* Aim
Copy every line with the string "this" in it.

* Listed records

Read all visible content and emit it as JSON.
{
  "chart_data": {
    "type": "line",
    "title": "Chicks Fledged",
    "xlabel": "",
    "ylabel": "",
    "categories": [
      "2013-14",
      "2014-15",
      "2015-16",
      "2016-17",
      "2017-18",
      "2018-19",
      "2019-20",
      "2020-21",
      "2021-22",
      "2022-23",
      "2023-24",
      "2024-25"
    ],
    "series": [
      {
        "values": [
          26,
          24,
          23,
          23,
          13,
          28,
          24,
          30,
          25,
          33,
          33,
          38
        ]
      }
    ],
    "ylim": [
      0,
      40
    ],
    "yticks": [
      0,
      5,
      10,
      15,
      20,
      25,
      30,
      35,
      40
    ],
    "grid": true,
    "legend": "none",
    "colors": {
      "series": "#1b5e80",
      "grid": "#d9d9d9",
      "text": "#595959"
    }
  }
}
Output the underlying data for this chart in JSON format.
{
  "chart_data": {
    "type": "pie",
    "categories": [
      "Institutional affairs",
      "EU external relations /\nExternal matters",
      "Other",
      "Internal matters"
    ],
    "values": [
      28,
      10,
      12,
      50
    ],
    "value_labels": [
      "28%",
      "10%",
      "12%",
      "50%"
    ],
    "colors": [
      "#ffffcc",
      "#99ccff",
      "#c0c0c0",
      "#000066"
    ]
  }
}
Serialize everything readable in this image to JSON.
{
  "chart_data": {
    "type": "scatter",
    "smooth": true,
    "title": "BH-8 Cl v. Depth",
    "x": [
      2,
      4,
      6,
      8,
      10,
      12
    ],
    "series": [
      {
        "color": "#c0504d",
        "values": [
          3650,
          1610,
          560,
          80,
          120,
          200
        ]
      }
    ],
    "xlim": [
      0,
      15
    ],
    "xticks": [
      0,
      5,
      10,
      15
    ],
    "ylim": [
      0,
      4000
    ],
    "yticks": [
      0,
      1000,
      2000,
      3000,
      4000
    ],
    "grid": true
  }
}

* Completed exercise
Output the underlying data for this chart in JSON format.
Serialize everything readable in this image to JSON.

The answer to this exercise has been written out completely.